### THE EXERCISE:
Locate the lines where "bore" occurs and copy them as they stand.

### Stored entries:
☆ ☆ ☆ ☆

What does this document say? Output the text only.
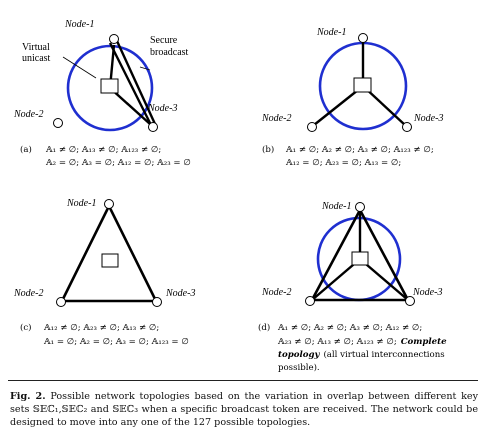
Node-1
Node-2
Node-3
Virtual
unicast
Secure
broadcast
(a) 𝔸₁ ≠ ∅; 𝔸₁₃ ≠ ∅; 𝔸₁₂₃ ≠ ∅;
𝔸₂ = ∅; 𝔸₃ = ∅; 𝔸₁₂ = ∅; 𝔸₂₃ = ∅
Node-1
Node-2	Node-3
(b) 𝔸₁ ≠ ∅; 𝔸₂ ≠ ∅; 𝔸₃ ≠ ∅; 𝔸₁₂₃ ≠ ∅;
𝔸₁₂ = ∅; 𝔸₂₃ = ∅; 𝔸₁₃ = ∅;
Node-1
Node-2	Node-3
(c) 𝔸₁₂ ≠ ∅; 𝔸₂₃ ≠ ∅; 𝔸₁₃ ≠ ∅;
𝔸₁ = ∅; 𝔸₂ = ∅; 𝔸₃ = ∅; 𝔸₁₂₃ = ∅
Node-1
Node-2	Node-3
(d) 𝔸₁ ≠ ∅; 𝔸₂ ≠ ∅; 𝔸₃ ≠ ∅; 𝔸₁₂ ≠ ∅;
𝔸₂₃ ≠ ∅; 𝔸₁₃ ≠ ∅; 𝔸₁₂₃ ≠ ∅; Complete
topology (all virtual interconnections
possible).
Fig. 2. Possible network topologies based on the variation in overlap between different key sets 𝕊𝔼ℂ₁,𝕊𝔼ℂ₂ and 𝕊𝔼ℂ₃ when a specific broadcast token are received. The network could be designed to move into any one of the 127 possible topologies.
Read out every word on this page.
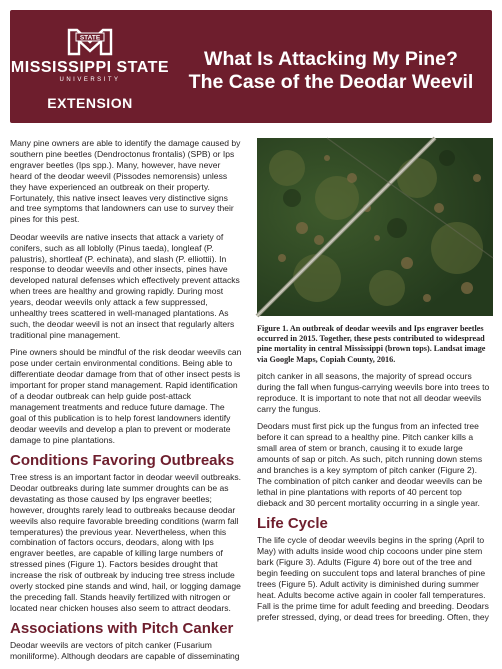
STATE
MISSISSIPPI STATE
UNIVERSITY
EXTENSION
What Is Attacking My Pine?
The Case of the Deodar Weevil

Many pine owners are able to identify the damage caused by southern pine beetles (Dendroctonus frontalis) (SPB) or Ips engraver beetles (Ips spp.). Many, however, have never heard of the deodar weevil (Pissodes nemorensis) unless they have experienced an outbreak on their property. Fortunately, this native insect leaves very distinctive signs and tree symptoms that landowners can use to survey their pines for this pest.

Deodar weevils are native insects that attack a variety of conifers, such as all loblolly (Pinus taeda), longleaf (P. palustris), shortleaf (P. echinata), and slash (P. elliottii). In response to deodar weevils and other insects, pines have developed natural defenses which effectively prevent attacks when trees are healthy and growing rapidly. During most years, deodar weevils only attack a few suppressed, unhealthy trees scattered in well-managed plantations. As such, the deodar weevil is not an insect that regularly alters traditional pine management.

Pine owners should be mindful of the risk deodar weevils can pose under certain environmental conditions. Being able to differentiate deodar damage from that of other insect pests is important for proper stand management. Rapid identification of a deodar outbreak can help guide post-attack management treatments and reduce future damage. The goal of this publication is to help forest landowners identify deodar weevils and develop a plan to prevent or moderate damage to pine plantations.

Conditions Favoring Outbreaks

Tree stress is an important factor in deodar weevil outbreaks. Deodar outbreaks during late summer droughts can be as devastating as those caused by Ips engraver beetles; however, droughts rarely lead to outbreaks because deodar weevils also require favorable breeding conditions (warm fall temperatures) the previous year. Nevertheless, when this combination of factors occurs, deodars, along with Ips engraver beetles, are capable of killing large numbers of stressed pines (Figure 1). Factors besides drought that increase the risk of outbreak by inducing tree stress include overly stocked pine stands and wind, hail, or logging damage the preceding fall. Stands heavily fertilized with nitrogen or located near chicken houses also seem to attract deodars.

Associations with Pitch Canker

Deodar weevils are vectors of pitch canker (Fusarium moniliforme). Although deodars are capable of disseminating

Figure 1. An outbreak of deodar weevils and Ips engraver beetles occurred in 2015. Together, these pests contributed to widespread pine mortality in central Mississippi (brown tops). Landsat image via Google Maps, Copiah County, 2016.

pitch canker in all seasons, the majority of spread occurs during the fall when fungus-carrying weevils bore into trees to reproduce. It is important to note that not all deodar weevils carry the fungus.

Deodars must first pick up the fungus from an infected tree before it can spread to a healthy pine. Pitch canker kills a small area of stem or branch, causing it to exude large amounts of sap or pitch. As such, pitch running down stems and branches is a key symptom of pitch canker (Figure 2). The combination of pitch canker and deodar weevils can be lethal in pine plantations with reports of 40 percent top dieback and 30 percent mortality occurring in a single year.

Life Cycle

The life cycle of deodar weevils begins in the spring (April to May) with adults inside wood chip cocoons under pine stem bark (Figure 3). Adults (Figure 4) bore out of the tree and begin feeding on succulent tops and lateral branches of pine trees (Figure 5). Adult activity is diminished during summer heat. Adults become active again in cooler fall temperatures. Fall is the prime time for adult feeding and breeding. Deodars prefer stressed, dying, or dead trees for breeding. Often, they
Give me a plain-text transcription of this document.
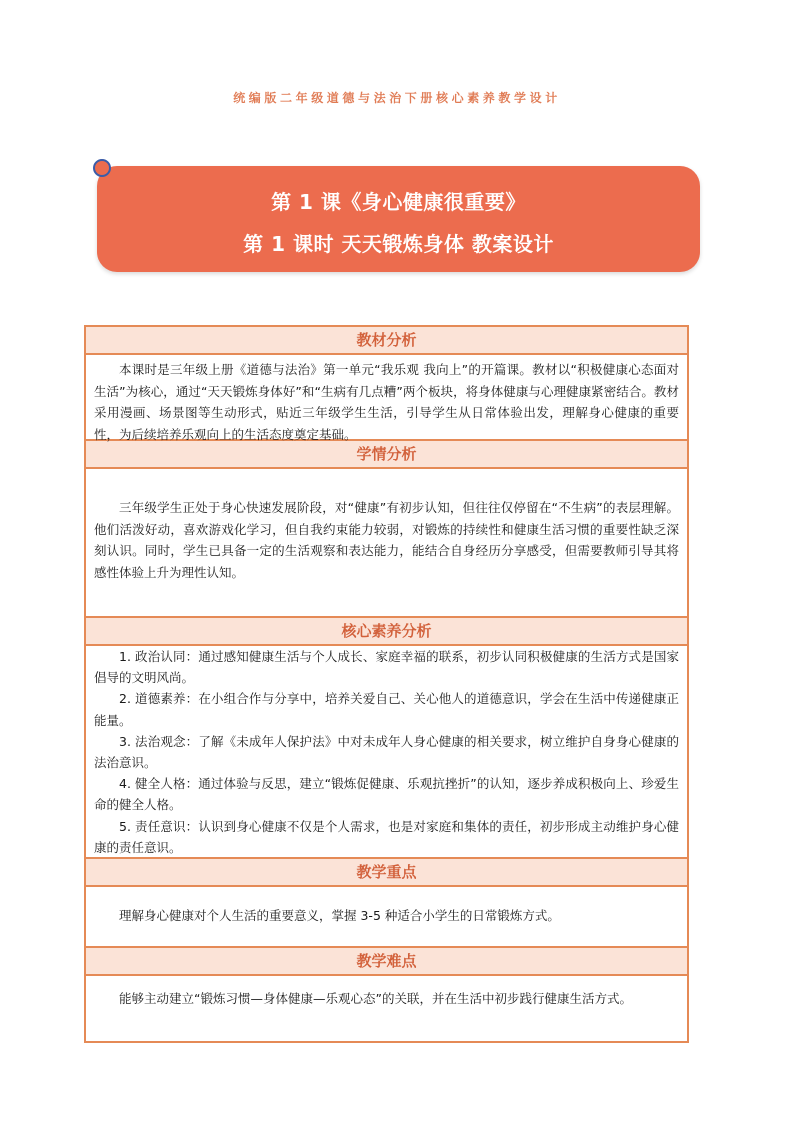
统编版二年级道德与法治下册核心素养教学设计
第 1 课《身心健康很重要》
第 1 课时 天天锻炼身体 教案设计
教材分析

本课时是三年级上册《道德与法治》第一单元“我乐观 我向上”的开篇课。教材以“积极健康心态面对生活”为核心，通过“天天锻炼身体好”和“生病有几点糟”两个板块，将身体健康与心理健康紧密结合。教材采用漫画、场景图等生动形式，贴近三年级学生生活，引导学生从日常体验出发，理解身心健康的重要性，为后续培养乐观向上的生活态度奠定基础。

学情分析

三年级学生正处于身心快速发展阶段，对“健康”有初步认知，但往往仅停留在“不生病”的表层理解。他们活泼好动，喜欢游戏化学习，但自我约束能力较弱，对锻炼的持续性和健康生活习惯的重要性缺乏深刻认识。同时，学生已具备一定的生活观察和表达能力，能结合自身经历分享感受，但需要教师引导其将感性体验上升为理性认知。

核心素养分析

1. 政治认同：通过感知健康生活与个人成长、家庭幸福的联系，初步认同积极健康的生活方式是国家倡导的文明风尚。

2. 道德素养：在小组合作与分享中，培养关爱自己、关心他人的道德意识，学会在生活中传递健康正能量。

3. 法治观念：了解《未成年人保护法》中对未成年人身心健康的相关要求，树立维护自身身心健康的法治意识。

4. 健全人格：通过体验与反思，建立“锻炼促健康、乐观抗挫折”的认知，逐步养成积极向上、珍爱生命的健全人格。

5. 责任意识：认识到身心健康不仅是个人需求，也是对家庭和集体的责任，初步形成主动维护身心健康的责任意识。

教学重点

理解身心健康对个人生活的重要意义，掌握 3-5 种适合小学生的日常锻炼方式。

教学难点

能够主动建立“锻炼习惯—身体健康—乐观心态”的关联，并在生活中初步践行健康生活方式。
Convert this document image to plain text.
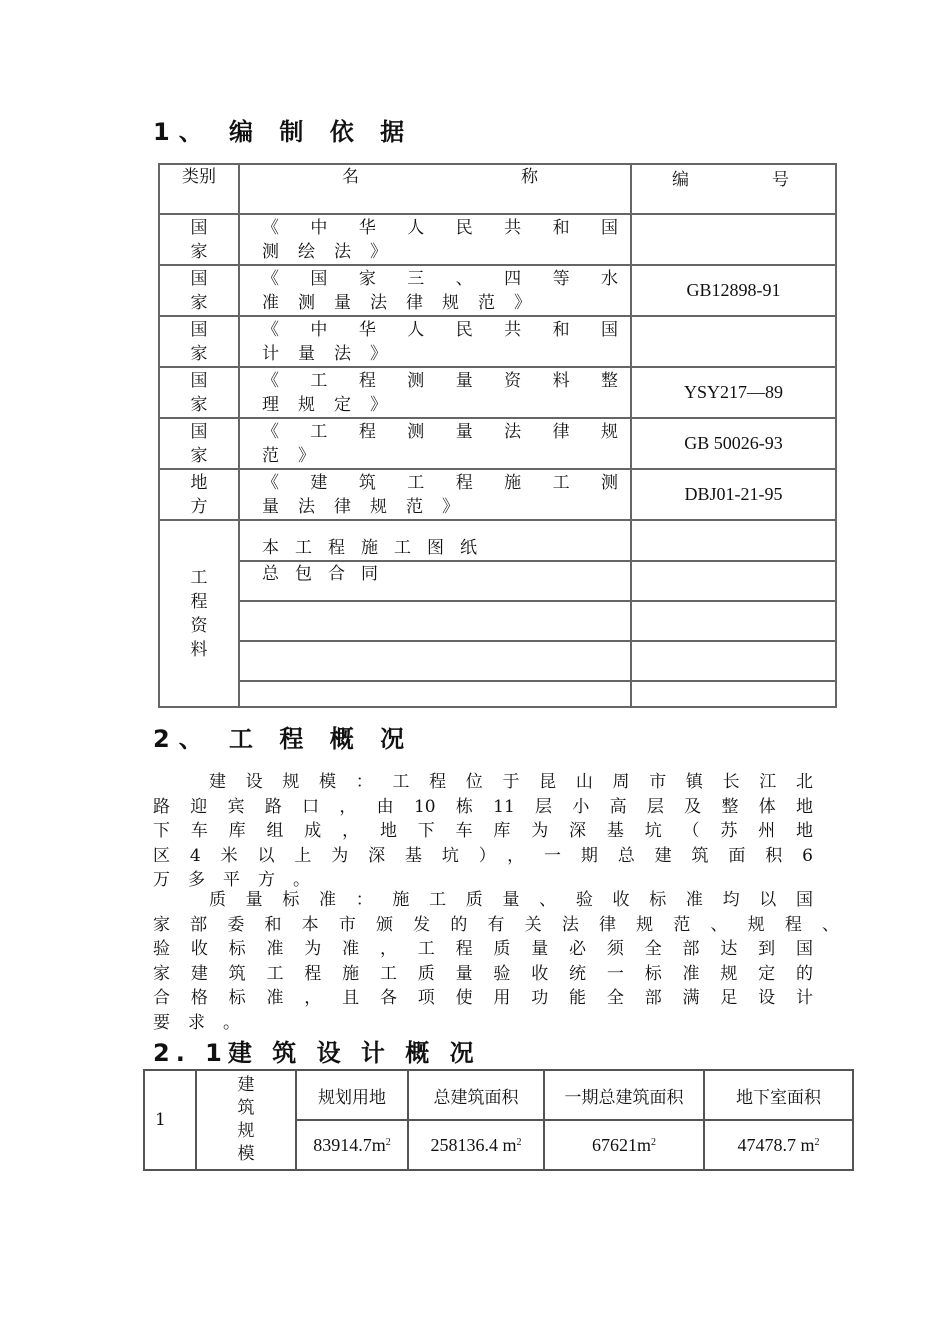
1、 编 制 依 据
类别	名 称	编 号

国家	《中华人民共和国
测绘法》	

国家	《国家三、四等水
准测量法律规范》	GB12898-91

国家	《中华人民共和国
计量法》	

国家	《工程测量资料整
理规定》	YSY217—89

国家	《工程测量法律规
范》	GB 50026-93

地方	《建筑工程施工测
量法律规范》	DBJ01-21-95

工程资料	本工程施工图纸	
	总包合同	

2、 工 程 概 况
建设规模：工程位于昆山周市镇长江北
路迎宾路口，由10栋11层小高层及整体地
下车库组成，地下车库为深基坑（苏州地
区4米以上为深基坑），一期总建筑面积6
万多平方。
质量标准：施工质量、验收标准均以国
家部委和本市颁发的有关法律规范、规程、
验收标准为准，工程质量必须全部达到国
家建筑工程施工质量验收统一标准规定的
合格标准，且各项使用功能全部满足设计
要求。
2. 1建 筑 设 计 概 况
1	建筑规模	规划用地	总建筑面积	一期总建筑面积	地下室面积
		$83914.7m^2$	258136.4 $m^2$	$67621m^2$	47478.7 $m^2$
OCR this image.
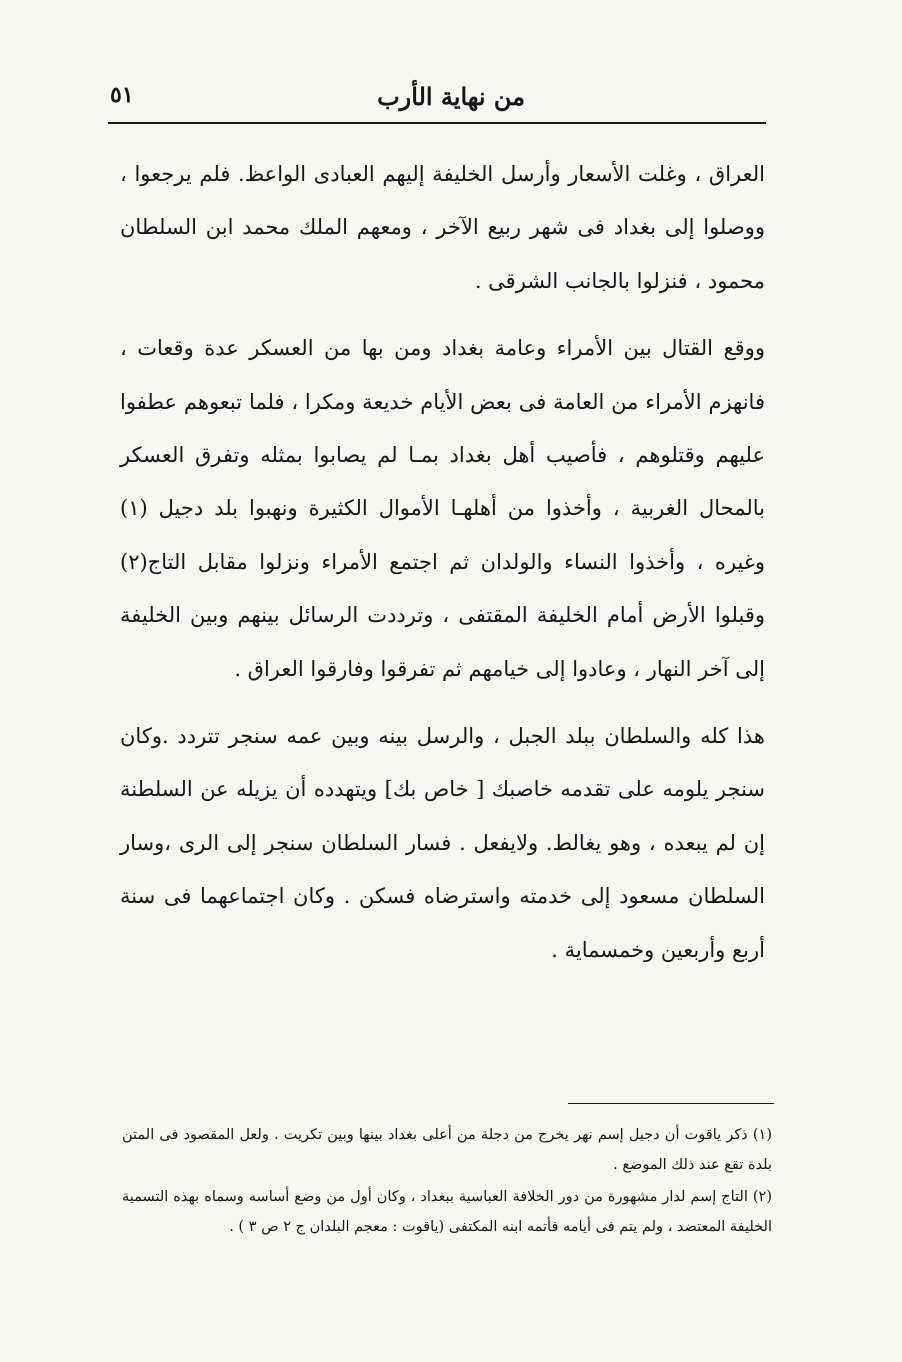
من نهاية الأرب
٥١

العراق ، وغلت الأسعار وأرسل الخليفة إليهم العبادى الواعظ. فلم يرجعوا ، ووصلوا إلى بغداد فى شهر ربيع الآخر ، ومعهم الملك محمد ابن السلطان محمود ، فنزلوا بالجانب الشرقى .

ووقع القتال بين الأمراء وعامة بغداد ومن بها من العسكر عدة وقعات ، فانهزم الأمراء من العامة فى بعض الأيام خديعة ومكرا ، فلما تبعوهم عطفوا عليهم وقتلوهم ، فأصيب أهل بغداد بمـا لم يصابوا بمثله وتفرق العسكر بالمحال الغربية ، وأخذوا من أهلهـا الأموال الكثيرة ونهبوا بلد دجيل (١) وغيره ، وأخذوا النساء والولدان ثم اجتمع الأمراء ونزلوا مقابل التاج(٢) وقبلوا الأرض أمام الخليفة المقتفى ، وترددت الرسائل بينهم وبين الخليفة إلى آخر النهار ، وعادوا إلى خيامهم ثم تفرقوا وفارقوا العراق .

هذا كله والسلطان ببلد الجبل ، والرسل بينه وبين عمه سنجر تتردد .وكان سنجر يلومه على تقدمه خاصبك [ خاص بك] ويتهدده أن يزيله عن السلطنة إن لم يبعده ، وهو يغالط. ولايفعل . فسار السلطان سنجر إلى الرى ،وسار السلطان مسعود إلى خدمته واسترضاه فسكن . وكان اجتماعهما فى سنة أربع وأربعين وخمسماية .

(١) ذكر ياقوت أن دجيل إسم نهر يخرج من دجلة من أعلى بغداد بينها وبين تكريت . ولعل المقصود فى المتن بلدة تقع عند ذلك الموضع .

(٢) التاج إسم لدار مشهورة من دور الخلافة العباسية ببغداد ، وكان أول من وضع أساسه وسماه بهذه التسمية الخليفة المعتضد ، ولم يتم فى أيامه فأتمه ابنه المكتفى (ياقوت : معجم البلدان ج ٢ ص ٣ ) .
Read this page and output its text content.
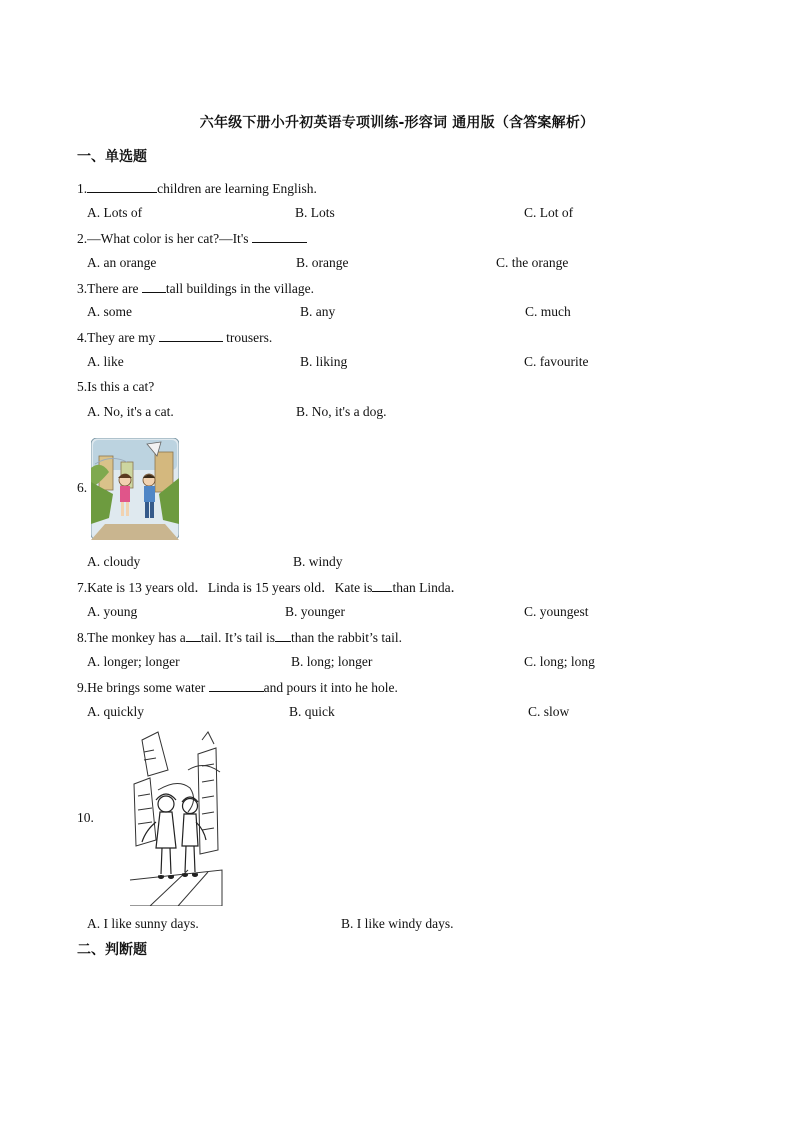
六年级下册小升初英语专项训练-形容词 通用版（含答案解析）
一、单选题
1.	children are learning English.
A. Lots of	B. Lots	C. Lot of
2.—What color is her cat?—It's
A. an orange	B. orange	C. the orange
3.There are tall buildings in the village.
A. some	B. any	C. much
4.They are my	trousers.
A. like	B. liking	C. favourite
5.Is this a cat?
A. No, it's a cat.	B. No, it's a dog.
6.
A. cloudy	B. windy
7.Kate is 13 years old．Linda is 15 years old．Kate is than Linda．
A. young	B. younger	C. youngest
8.The monkey has a tail. It’s tail is than the rabbit’s tail.
A. longer; longer	B. long; longer	C. long; long
9.He brings some water	and pours it into he hole.
A. quickly	B. quick	C. slow
10.
A. I like sunny days.	B. I like windy days.
二、判断题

☆ ☆ ☆ ☆

### OUTPUT OF THE EXERCISE:
pitch canker in all seasons, the majority of spread occurs during the fall when fungus-carrying weevils bore into trees to reproduce. It is important to note that not all deodar weevils carry the fungus.
The life cycle of deodar weevils begins in the spring (April to May) with adults inside wood chip cocoons under pine stem bark (Figure 3). Adults (Figure 4) bore out of the tree and begin feeding on succulent tops and lateral branches of pine trees (Figure 5). Adult activity is diminished during summer heat. Adults become active again in cooler fall temperatures. Fall is the prime time for adult feeding and breeding. Deodars prefer stressed, dying, or dead trees for breeding. Often, they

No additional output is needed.